_Structured figure records_
☆ ☆ ☆

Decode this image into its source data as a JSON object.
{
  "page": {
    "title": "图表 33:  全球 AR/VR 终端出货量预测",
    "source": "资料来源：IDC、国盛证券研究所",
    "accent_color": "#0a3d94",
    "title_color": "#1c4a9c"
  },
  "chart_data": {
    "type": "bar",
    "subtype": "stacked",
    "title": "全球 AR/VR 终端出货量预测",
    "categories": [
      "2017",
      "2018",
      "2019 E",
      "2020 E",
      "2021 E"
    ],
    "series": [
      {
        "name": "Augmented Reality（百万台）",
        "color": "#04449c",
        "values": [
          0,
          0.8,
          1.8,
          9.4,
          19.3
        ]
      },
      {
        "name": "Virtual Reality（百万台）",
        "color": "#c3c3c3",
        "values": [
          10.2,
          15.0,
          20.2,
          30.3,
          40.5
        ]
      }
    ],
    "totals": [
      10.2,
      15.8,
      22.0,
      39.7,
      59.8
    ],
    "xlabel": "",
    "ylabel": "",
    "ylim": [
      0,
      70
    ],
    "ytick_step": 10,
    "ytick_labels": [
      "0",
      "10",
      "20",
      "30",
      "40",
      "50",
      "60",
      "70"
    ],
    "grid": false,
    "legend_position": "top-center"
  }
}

☆ ☆ ☆

Copy out every line from the material above in which the word "name" appears.

        "name": "Augmented Reality（百万台）",
        "name": "Virtual Reality（百万台）",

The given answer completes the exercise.